- _What this task involves_
Every line below is to be copied exactly, with the pictures left out.

- _Data entries_
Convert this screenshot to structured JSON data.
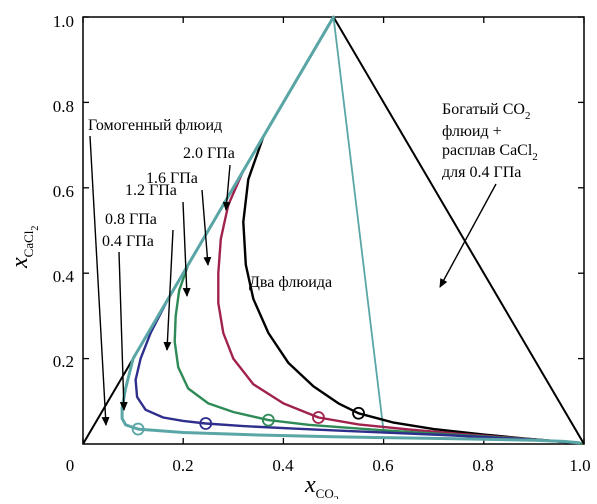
{
  "chart_data": {
    "type": "line",
    "xlabel": "x",
    "xlabel_sub": "CO",
    "xlabel_sub2": "2",
    "ylabel": "x",
    "ylabel_sub": "CaCl",
    "ylabel_sub2": "2",
    "xlim": [
      0,
      1.0
    ],
    "ylim": [
      0,
      1.0
    ],
    "x_ticks": [
      "0",
      "0.2",
      "0.4",
      "0.6",
      "0.8",
      "1.0"
    ],
    "y_ticks": [
      "0.2",
      "0.4",
      "0.6",
      "0.8",
      "1.0"
    ],
    "x_tick_values": [
      0,
      0.2,
      0.4,
      0.6,
      0.8,
      1.0
    ],
    "y_tick_values": [
      0.2,
      0.4,
      0.6,
      0.8,
      1.0
    ],
    "triangle": [
      [
        0,
        0
      ],
      [
        0.5,
        1.0
      ],
      [
        1.0,
        0
      ]
    ],
    "tie_line": [
      [
        0.5,
        1.0
      ],
      [
        0.6,
        0.03
      ]
    ],
    "series": [
      {
        "name": "0.4 ГПа",
        "color": "#5aa6a6",
        "marker": [
          0.11,
          0.035
        ],
        "points": [
          [
            0.5,
            1.0
          ],
          [
            0.4,
            0.8
          ],
          [
            0.3,
            0.6
          ],
          [
            0.2,
            0.4
          ],
          [
            0.15,
            0.3
          ],
          [
            0.1,
            0.2
          ],
          [
            0.085,
            0.13
          ],
          [
            0.078,
            0.085
          ],
          [
            0.078,
            0.06
          ],
          [
            0.085,
            0.045
          ],
          [
            0.11,
            0.035
          ],
          [
            0.2,
            0.027
          ],
          [
            0.35,
            0.021
          ],
          [
            0.5,
            0.017
          ],
          [
            0.6,
            0.015
          ],
          [
            0.7,
            0.013
          ],
          [
            0.8,
            0.011
          ],
          [
            0.9,
            0.009
          ],
          [
            0.96,
            0.006
          ],
          [
            0.99,
            0.003
          ]
        ]
      },
      {
        "name": "0.8 ГПа",
        "color": "#2e2e8c",
        "marker": [
          0.245,
          0.048
        ],
        "points": [
          [
            0.5,
            1.0
          ],
          [
            0.25,
            0.5
          ],
          [
            0.17,
            0.34
          ],
          [
            0.135,
            0.26
          ],
          [
            0.115,
            0.2
          ],
          [
            0.105,
            0.15
          ],
          [
            0.108,
            0.11
          ],
          [
            0.125,
            0.08
          ],
          [
            0.16,
            0.062
          ],
          [
            0.2,
            0.054
          ],
          [
            0.245,
            0.048
          ],
          [
            0.32,
            0.042
          ],
          [
            0.42,
            0.036
          ],
          [
            0.52,
            0.031
          ],
          [
            0.62,
            0.026
          ],
          [
            0.72,
            0.021
          ],
          [
            0.82,
            0.015
          ],
          [
            0.9,
            0.01
          ],
          [
            0.96,
            0.005
          ],
          [
            0.99,
            0.002
          ]
        ]
      },
      {
        "name": "1.2 ГПа",
        "color": "#2e8b57",
        "marker": [
          0.37,
          0.056
        ],
        "points": [
          [
            0.5,
            1.0
          ],
          [
            0.33,
            0.66
          ],
          [
            0.25,
            0.5
          ],
          [
            0.21,
            0.42
          ],
          [
            0.192,
            0.36
          ],
          [
            0.185,
            0.3
          ],
          [
            0.183,
            0.24
          ],
          [
            0.19,
            0.18
          ],
          [
            0.21,
            0.13
          ],
          [
            0.25,
            0.095
          ],
          [
            0.3,
            0.075
          ],
          [
            0.37,
            0.056
          ],
          [
            0.45,
            0.045
          ],
          [
            0.55,
            0.036
          ],
          [
            0.65,
            0.028
          ],
          [
            0.75,
            0.021
          ],
          [
            0.85,
            0.014
          ],
          [
            0.92,
            0.009
          ],
          [
            0.97,
            0.004
          ],
          [
            0.995,
            0.001
          ]
        ]
      },
      {
        "name": "1.6 ГПа",
        "color": "#a0224e",
        "marker": [
          0.47,
          0.062
        ],
        "points": [
          [
            0.5,
            1.0
          ],
          [
            0.4,
            0.8
          ],
          [
            0.32,
            0.64
          ],
          [
            0.29,
            0.56
          ],
          [
            0.275,
            0.48
          ],
          [
            0.27,
            0.4
          ],
          [
            0.27,
            0.33
          ],
          [
            0.28,
            0.26
          ],
          [
            0.3,
            0.2
          ],
          [
            0.34,
            0.14
          ],
          [
            0.4,
            0.095
          ],
          [
            0.47,
            0.062
          ],
          [
            0.55,
            0.046
          ],
          [
            0.65,
            0.034
          ],
          [
            0.75,
            0.024
          ],
          [
            0.85,
            0.015
          ],
          [
            0.92,
            0.009
          ],
          [
            0.97,
            0.004
          ],
          [
            0.995,
            0.001
          ]
        ]
      },
      {
        "name": "2.0 ГПа",
        "color": "#000000",
        "marker": [
          0.55,
          0.072
        ],
        "points": [
          [
            0.5,
            1.0
          ],
          [
            0.42,
            0.84
          ],
          [
            0.36,
            0.72
          ],
          [
            0.33,
            0.62
          ],
          [
            0.32,
            0.52
          ],
          [
            0.325,
            0.42
          ],
          [
            0.34,
            0.34
          ],
          [
            0.37,
            0.26
          ],
          [
            0.41,
            0.19
          ],
          [
            0.46,
            0.135
          ],
          [
            0.51,
            0.095
          ],
          [
            0.55,
            0.072
          ],
          [
            0.62,
            0.05
          ],
          [
            0.7,
            0.035
          ],
          [
            0.8,
            0.022
          ],
          [
            0.88,
            0.013
          ],
          [
            0.95,
            0.006
          ],
          [
            0.99,
            0.002
          ]
        ]
      }
    ],
    "annotations": {
      "homogeneous": "Гомогенный флюид",
      "two_fluids": "Два флюида",
      "rich_line1": "Богатый CO",
      "rich_line1_sub": "2",
      "rich_line2": "флюид +",
      "rich_line3": "расплав CaCl",
      "rich_line3_sub": "2",
      "rich_line4": "для 0.4 ГПа"
    }
  }
}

- _Task output_
Convert this screenshot to structured JSON data.
{
  "chart_data": {
    "type": "line",
    "xlabel": "x",
    "xlabel_sub": "CO",
    "xlabel_sub2": "2",
    "ylabel": "x",
    "ylabel_sub": "CaCl",
    "ylabel_sub2": "2",
    "xlim": [
      0,
      1.0
    ],
    "ylim": [
      0,
      1.0
    ],
    "x_ticks": [
      "0",
      "0.2",
      "0.4",
      "0.6",
      "0.8",
      "1.0"
    ],
    "y_ticks": [
      "0.2",
      "0.4",
      "0.6",
      "0.8",
      "1.0"
    ],
    "x_tick_values": [
      0,
      0.2,
      0.4,
      0.6,
      0.8,
      1.0
    ],
    "y_tick_values": [
      0.2,
      0.4,
      0.6,
      0.8,
      1.0
    ],
    "triangle": [
      [
        0,
        0
      ],
      [
        0.5,
        1.0
      ],
      [
        1.0,
        0
      ]
    ],
    "tie_line": [
      [
        0.5,
        1.0
      ],
      [
        0.6,
        0.03
      ]
    ],
    "series": [
      {
        "name": "0.4 ГПа",
        "color": "#5aa6a6",
        "marker": [
          0.11,
          0.035
        ],
        "points": [
          [
            0.5,
            1.0
          ],
          [
            0.4,
            0.8
          ],
          [
            0.3,
            0.6
          ],
          [
            0.2,
            0.4
          ],
          [
            0.15,
            0.3
          ],
          [
            0.1,
            0.2
          ],
          [
            0.085,
            0.13
          ],
          [
            0.078,
            0.085
          ],
          [
            0.078,
            0.06
          ],
          [
            0.085,
            0.045
          ],
          [
            0.11,
            0.035
          ],
          [
            0.2,
            0.027
          ],
          [
            0.35,
            0.021
          ],
          [
            0.5,
            0.017
          ],
          [
            0.6,
            0.015
          ],
          [
            0.7,
            0.013
          ],
          [
            0.8,
            0.011
          ],
          [
            0.9,
            0.009
          ],
          [
            0.96,
            0.006
          ],
          [
            0.99,
            0.003
          ]
        ]
      },
      {
        "name": "0.8 ГПа",
        "color": "#2e2e8c",
        "marker": [
          0.245,
          0.048
        ],
        "points": [
          [
            0.5,
            1.0
          ],
          [
            0.25,
            0.5
          ],
          [
            0.17,
            0.34
          ],
          [
            0.135,
            0.26
          ],
          [
            0.115,
            0.2
          ],
          [
            0.105,
            0.15
          ],
          [
            0.108,
            0.11
          ],
          [
            0.125,
            0.08
          ],
          [
            0.16,
            0.062
          ],
          [
            0.2,
            0.054
          ],
          [
            0.245,
            0.048
          ],
          [
            0.32,
            0.042
          ],
          [
            0.42,
            0.036
          ],
          [
            0.52,
            0.031
          ],
          [
            0.62,
            0.026
          ],
          [
            0.72,
            0.021
          ],
          [
            0.82,
            0.015
          ],
          [
            0.9,
            0.01
          ],
          [
            0.96,
            0.005
          ],
          [
            0.99,
            0.002
          ]
        ]
      },
      {
        "name": "1.2 ГПа",
        "color": "#2e8b57",
        "marker": [
          0.37,
          0.056
        ],
        "points": [
          [
            0.5,
            1.0
          ],
          [
            0.33,
            0.66
          ],
          [
            0.25,
            0.5
          ],
          [
            0.21,
            0.42
          ],
          [
            0.192,
            0.36
          ],
          [
            0.185,
            0.3
          ],
          [
            0.183,
            0.24
          ],
          [
            0.19,
            0.18
          ],
          [
            0.21,
            0.13
          ],
          [
            0.25,
            0.095
          ],
          [
            0.3,
            0.075
          ],
          [
            0.37,
            0.056
          ],
          [
            0.45,
            0.045
          ],
          [
            0.55,
            0.036
          ],
          [
            0.65,
            0.028
          ],
          [
            0.75,
            0.021
          ],
          [
            0.85,
            0.014
          ],
          [
            0.92,
            0.009
          ],
          [
            0.97,
            0.004
          ],
          [
            0.995,
            0.001
          ]
        ]
      },
      {
        "name": "1.6 ГПа",
        "color": "#a0224e",
        "marker": [
          0.47,
          0.062
        ],
        "points": [
          [
            0.5,
            1.0
          ],
          [
            0.4,
            0.8
          ],
          [
            0.32,
            0.64
          ],
          [
            0.29,
            0.56
          ],
          [
            0.275,
            0.48
          ],
          [
            0.27,
            0.4
          ],
          [
            0.27,
            0.33
          ],
          [
            0.28,
            0.26
          ],
          [
            0.3,
            0.2
          ],
          [
            0.34,
            0.14
          ],
          [
            0.4,
            0.095
          ],
          [
            0.47,
            0.062
          ],
          [
            0.55,
            0.046
          ],
          [
            0.65,
            0.034
          ],
          [
            0.75,
            0.024
          ],
          [
            0.85,
            0.015
          ],
          [
            0.92,
            0.009
          ],
          [
            0.97,
            0.004
          ],
          [
            0.995,
            0.001
          ]
        ]
      },
      {
        "name": "2.0 ГПа",
        "color": "#000000",
        "marker": [
          0.55,
          0.072
        ],
        "points": [
          [
            0.5,
            1.0
          ],
          [
            0.42,
            0.84
          ],
          [
            0.36,
            0.72
          ],
          [
            0.33,
            0.62
          ],
          [
            0.32,
            0.52
          ],
          [
            0.325,
            0.42
          ],
          [
            0.34,
            0.34
          ],
          [
            0.37,
            0.26
          ],
          [
            0.41,
            0.19
          ],
          [
            0.46,
            0.135
          ],
          [
            0.51,
            0.095
          ],
          [
            0.55,
            0.072
          ],
          [
            0.62,
            0.05
          ],
          [
            0.7,
            0.035
          ],
          [
            0.8,
            0.022
          ],
          [
            0.88,
            0.013
          ],
          [
            0.95,
            0.006
          ],
          [
            0.99,
            0.002
          ]
        ]
      }
    ],
    "annotations": {
      "homogeneous": "Гомогенный флюид",
      "two_fluids": "Два флюида",
      "rich_line1": "Богатый CO",
      "rich_line1_sub": "2",
      "rich_line2": "флюид +",
      "rich_line3": "расплав CaCl",
      "rich_line3_sub": "2",
      "rich_line4": "для 0.4 ГПа"
    }
  }
}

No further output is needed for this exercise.